-------- DATA RECORDS --------

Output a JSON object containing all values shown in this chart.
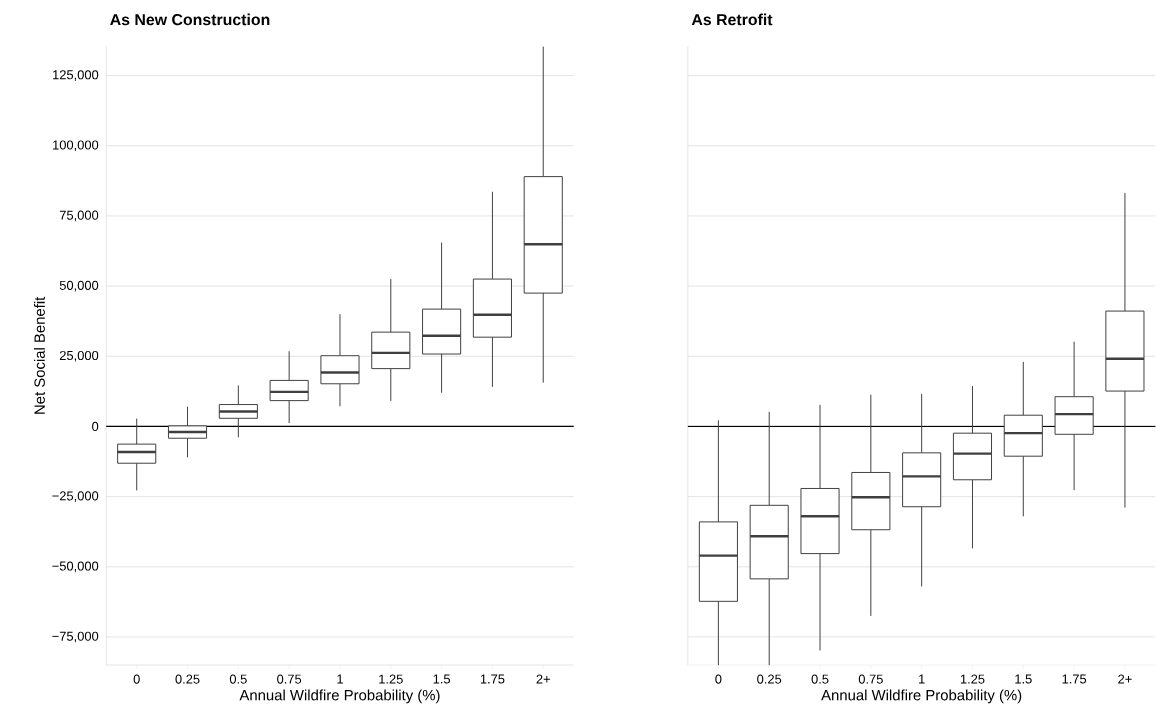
{
  "chart_data": [
    {
      "type": "box",
      "title": "As New Construction",
      "xlabel": "Annual Wildfire Probability (%)",
      "ylabel": "Net Social Benefit",
      "categories": [
        "0",
        "0.25",
        "0.5",
        "0.75",
        "1",
        "1.25",
        "1.5",
        "1.75",
        "2+"
      ],
      "color": "#3f3f3f",
      "boxes": [
        {
          "low": -22800,
          "q1": -13100,
          "median": -9100,
          "q3": -6300,
          "high": 2800
        },
        {
          "low": -11000,
          "q1": -4200,
          "median": -2000,
          "q3": 200,
          "high": 7000
        },
        {
          "low": -3900,
          "q1": 2900,
          "median": 5300,
          "q3": 7800,
          "high": 14600
        },
        {
          "low": 1200,
          "q1": 9200,
          "median": 12300,
          "q3": 16400,
          "high": 26800
        },
        {
          "low": 7200,
          "q1": 15200,
          "median": 19200,
          "q3": 25200,
          "high": 40000
        },
        {
          "low": 9100,
          "q1": 20600,
          "median": 26200,
          "q3": 33600,
          "high": 52500
        },
        {
          "low": 12000,
          "q1": 25800,
          "median": 32300,
          "q3": 41800,
          "high": 65500
        },
        {
          "low": 14100,
          "q1": 31800,
          "median": 39800,
          "q3": 52500,
          "high": 83600
        },
        {
          "low": 15600,
          "q1": 47500,
          "median": 64900,
          "q3": 89000,
          "high": 135300
        }
      ],
      "ylim": [
        -85000,
        135300
      ],
      "yticks": [
        {
          "value": -75000,
          "label": "−75,000"
        },
        {
          "value": -50000,
          "label": "−50,000"
        },
        {
          "value": -25000,
          "label": "−25,000"
        },
        0,
        {
          "value": 25000,
          "label": "25,000"
        },
        {
          "value": 50000,
          "label": "50,000"
        },
        {
          "value": 75000,
          "label": "75,000"
        },
        {
          "value": 100000,
          "label": "100,000"
        },
        {
          "value": 125000,
          "label": "125,000"
        }
      ],
      "grid": "y",
      "ref_lines": [
        {
          "axis": "y",
          "value": 0,
          "color": "#000000"
        }
      ]
    },
    {
      "type": "box",
      "title": "As Retrofit",
      "xlabel": "Annual Wildfire Probability (%)",
      "categories": [
        "0",
        "0.25",
        "0.5",
        "0.75",
        "1",
        "1.25",
        "1.5",
        "1.75",
        "2+"
      ],
      "color": "#3f3f3f",
      "boxes": [
        {
          "low": -85000,
          "q1": -62300,
          "median": -46000,
          "q3": -34000,
          "high": 2200
        },
        {
          "low": -85000,
          "q1": -54300,
          "median": -39100,
          "q3": -28100,
          "high": 5200
        },
        {
          "low": -79800,
          "q1": -45300,
          "median": -32000,
          "q3": -22100,
          "high": 7700
        },
        {
          "low": -67500,
          "q1": -36800,
          "median": -25200,
          "q3": -16400,
          "high": 11300
        },
        {
          "low": -57000,
          "q1": -28600,
          "median": -17800,
          "q3": -9400,
          "high": 11600
        },
        {
          "low": -43400,
          "q1": -19000,
          "median": -9700,
          "q3": -2400,
          "high": 14400
        },
        {
          "low": -32000,
          "q1": -10600,
          "median": -2400,
          "q3": 4000,
          "high": 23000
        },
        {
          "low": -22700,
          "q1": -2800,
          "median": 4400,
          "q3": 10600,
          "high": 30200
        },
        {
          "low": -28900,
          "q1": 12600,
          "median": 24100,
          "q3": 41100,
          "high": 83200
        }
      ],
      "ylim": [
        -85000,
        135300
      ],
      "yticks": [
        -75000,
        -50000,
        -25000,
        0,
        25000,
        50000,
        75000,
        100000,
        125000
      ],
      "tick_labels": "x",
      "grid": "y",
      "ref_lines": [
        {
          "axis": "y",
          "value": 0,
          "color": "#000000"
        }
      ]
    }
  ]
}
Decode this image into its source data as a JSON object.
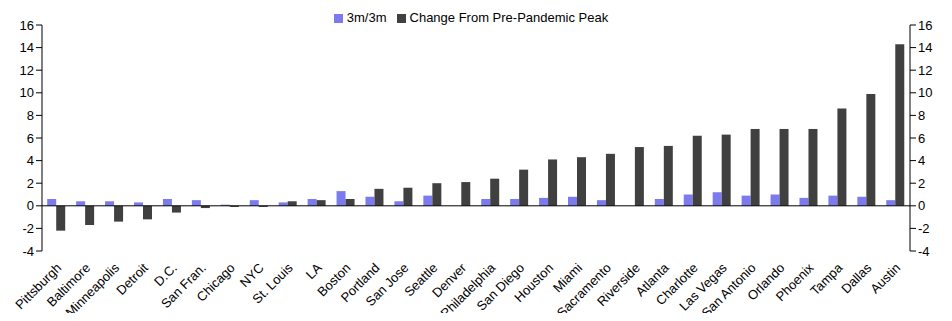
{
  "chart_data": {
    "type": "bar",
    "categories": [
      "Pittsburgh",
      "Baltimore",
      "Minneapolis",
      "Detroit",
      "D.C.",
      "San Fran.",
      "Chicago",
      "NYC",
      "St. Louis",
      "LA",
      "Boston",
      "Portland",
      "San Jose",
      "Seattle",
      "Denver",
      "Philadelphia",
      "San Diego",
      "Houston",
      "Miami",
      "Sacramento",
      "Riverside",
      "Atlanta",
      "Charlotte",
      "Las Vegas",
      "San Antonio",
      "Orlando",
      "Phoenix",
      "Tampa",
      "Dallas",
      "Austin"
    ],
    "series": [
      {
        "name": "3m/3m",
        "color": "#7b7bee",
        "values": [
          0.6,
          0.4,
          0.4,
          0.3,
          0.6,
          0.5,
          0.1,
          0.5,
          0.3,
          0.6,
          1.3,
          0.8,
          0.4,
          0.9,
          0.0,
          0.6,
          0.6,
          0.7,
          0.8,
          0.5,
          0.0,
          0.6,
          1.0,
          1.2,
          0.9,
          1.0,
          0.7,
          0.9,
          0.8,
          0.5
        ]
      },
      {
        "name": "Change From Pre-Pandemic Peak",
        "color": "#404040",
        "values": [
          -2.2,
          -1.7,
          -1.4,
          -1.2,
          -0.6,
          -0.2,
          -0.1,
          -0.1,
          0.4,
          0.5,
          0.6,
          1.5,
          1.6,
          2.0,
          2.1,
          2.4,
          3.2,
          4.1,
          4.3,
          4.6,
          5.2,
          5.3,
          6.2,
          6.3,
          6.8,
          6.8,
          6.8,
          8.6,
          9.9,
          14.3
        ]
      }
    ],
    "ylim": [
      -4,
      16
    ],
    "yticks": [
      -4,
      -2,
      0,
      2,
      4,
      6,
      8,
      10,
      12,
      14,
      16
    ],
    "y2lim": [
      -4,
      16
    ],
    "y2ticks": [
      -4,
      -2,
      0,
      2,
      4,
      6,
      8,
      10,
      12,
      14,
      16
    ],
    "grid": false,
    "legend": "top"
  }
}
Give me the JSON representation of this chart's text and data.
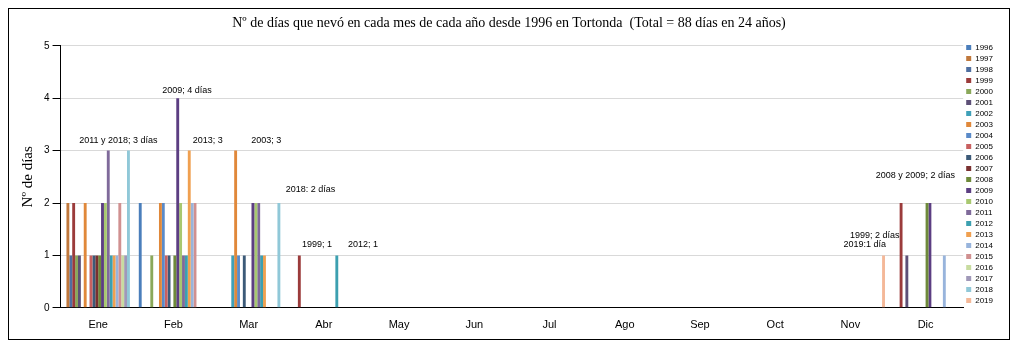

--------

GOAL: Print the complete listing exactly, apart from any pictures.

ANSWER BELOW:
Output a JSON object containing all values shown in this chart.
{
  "chart_data": [
    {
      "type": "box",
      "title": "As New Construction",
      "xlabel": "Annual Wildfire Probability (%)",
      "ylabel": "Net Social Benefit",
      "categories": [
        "0",
        "0.25",
        "0.5",
        "0.75",
        "1",
        "1.25",
        "1.5",
        "1.75",
        "2+"
      ],
      "color": "#3f3f3f",
      "boxes": [
        {
          "low": -22800,
          "q1": -13100,
          "median": -9100,
          "q3": -6300,
          "high": 2800
        },
        {
          "low": -11000,
          "q1": -4200,
          "median": -2000,
          "q3": 200,
          "high": 7000
        },
        {
          "low": -3900,
          "q1": 2900,
          "median": 5300,
          "q3": 7800,
          "high": 14600
        },
        {
          "low": 1200,
          "q1": 9200,
          "median": 12300,
          "q3": 16400,
          "high": 26800
        },
        {
          "low": 7200,
          "q1": 15200,
          "median": 19200,
          "q3": 25200,
          "high": 40000
        },
        {
          "low": 9100,
          "q1": 20600,
          "median": 26200,
          "q3": 33600,
          "high": 52500
        },
        {
          "low": 12000,
          "q1": 25800,
          "median": 32300,
          "q3": 41800,
          "high": 65500
        },
        {
          "low": 14100,
          "q1": 31800,
          "median": 39800,
          "q3": 52500,
          "high": 83600
        },
        {
          "low": 15600,
          "q1": 47500,
          "median": 64900,
          "q3": 89000,
          "high": 135300
        }
      ],
      "ylim": [
        -85000,
        135300
      ],
      "yticks": [
        {
          "value": -75000,
          "label": "−75,000"
        },
        {
          "value": -50000,
          "label": "−50,000"
        },
        {
          "value": -25000,
          "label": "−25,000"
        },
        0,
        {
          "value": 25000,
          "label": "25,000"
        },
        {
          "value": 50000,
          "label": "50,000"
        },
        {
          "value": 75000,
          "label": "75,000"
        },
        {
          "value": 100000,
          "label": "100,000"
        },
        {
          "value": 125000,
          "label": "125,000"
        }
      ],
      "grid": "y",
      "ref_lines": [
        {
          "axis": "y",
          "value": 0,
          "color": "#000000"
        }
      ]
    },
    {
      "type": "box",
      "title": "As Retrofit",
      "xlabel": "Annual Wildfire Probability (%)",
      "categories": [
        "0",
        "0.25",
        "0.5",
        "0.75",
        "1",
        "1.25",
        "1.5",
        "1.75",
        "2+"
      ],
      "color": "#3f3f3f",
      "boxes": [
        {
          "low": -85000,
          "q1": -62300,
          "median": -46000,
          "q3": -34000,
          "high": 2200
        },
        {
          "low": -85000,
          "q1": -54300,
          "median": -39100,
          "q3": -28100,
          "high": 5200
        },
        {
          "low": -79800,
          "q1": -45300,
          "median": -32000,
          "q3": -22100,
          "high": 7700
        },
        {
          "low": -67500,
          "q1": -36800,
          "median": -25200,
          "q3": -16400,
          "high": 11300
        },
        {
          "low": -57000,
          "q1": -28600,
          "median": -17800,
          "q3": -9400,
          "high": 11600
        },
        {
          "low": -43400,
          "q1": -19000,
          "median": -9700,
          "q3": -2400,
          "high": 14400
        },
        {
          "low": -32000,
          "q1": -10600,
          "median": -2400,
          "q3": 4000,
          "high": 23000
        },
        {
          "low": -22700,
          "q1": -2800,
          "median": 4400,
          "q3": 10600,
          "high": 30200
        },
        {
          "low": -28900,
          "q1": 12600,
          "median": 24100,
          "q3": 41100,
          "high": 83200
        }
      ],
      "ylim": [
        -85000,
        135300
      ],
      "yticks": [
        -75000,
        -50000,
        -25000,
        0,
        25000,
        50000,
        75000,
        100000,
        125000
      ],
      "tick_labels": "x",
      "grid": "y",
      "ref_lines": [
        {
          "axis": "y",
          "value": 0,
          "color": "#000000"
        }
      ]
    }
  ]
}
Decode this image into its source data as a JSON object.
{
  "chart_data": {
    "type": "bar",
    "categories": [
      "Pittsburgh",
      "Baltimore",
      "Minneapolis",
      "Detroit",
      "D.C.",
      "San Fran.",
      "Chicago",
      "NYC",
      "St. Louis",
      "LA",
      "Boston",
      "Portland",
      "San Jose",
      "Seattle",
      "Denver",
      "Philadelphia",
      "San Diego",
      "Houston",
      "Miami",
      "Sacramento",
      "Riverside",
      "Atlanta",
      "Charlotte",
      "Las Vegas",
      "San Antonio",
      "Orlando",
      "Phoenix",
      "Tampa",
      "Dallas",
      "Austin"
    ],
    "series": [
      {
        "name": "3m/3m",
        "color": "#7b7bee",
        "values": [
          0.6,
          0.4,
          0.4,
          0.3,
          0.6,
          0.5,
          0.1,
          0.5,
          0.3,
          0.6,
          1.3,
          0.8,
          0.4,
          0.9,
          0.0,
          0.6,
          0.6,
          0.7,
          0.8,
          0.5,
          0.0,
          0.6,
          1.0,
          1.2,
          0.9,
          1.0,
          0.7,
          0.9,
          0.8,
          0.5
        ]
      },
      {
        "name": "Change From Pre-Pandemic Peak",
        "color": "#404040",
        "values": [
          -2.2,
          -1.7,
          -1.4,
          -1.2,
          -0.6,
          -0.2,
          -0.1,
          -0.1,
          0.4,
          0.5,
          0.6,
          1.5,
          1.6,
          2.0,
          2.1,
          2.4,
          3.2,
          4.1,
          4.3,
          4.6,
          5.2,
          5.3,
          6.2,
          6.3,
          6.8,
          6.8,
          6.8,
          8.6,
          9.9,
          14.3
        ]
      }
    ],
    "ylim": [
      -4,
      16
    ],
    "yticks": [
      -4,
      -2,
      0,
      2,
      4,
      6,
      8,
      10,
      12,
      14,
      16
    ],
    "y2lim": [
      -4,
      16
    ],
    "y2ticks": [
      -4,
      -2,
      0,
      2,
      4,
      6,
      8,
      10,
      12,
      14,
      16
    ],
    "grid": false,
    "legend": "top"
  }
}
Give me the JSON representation of this chart's text and data.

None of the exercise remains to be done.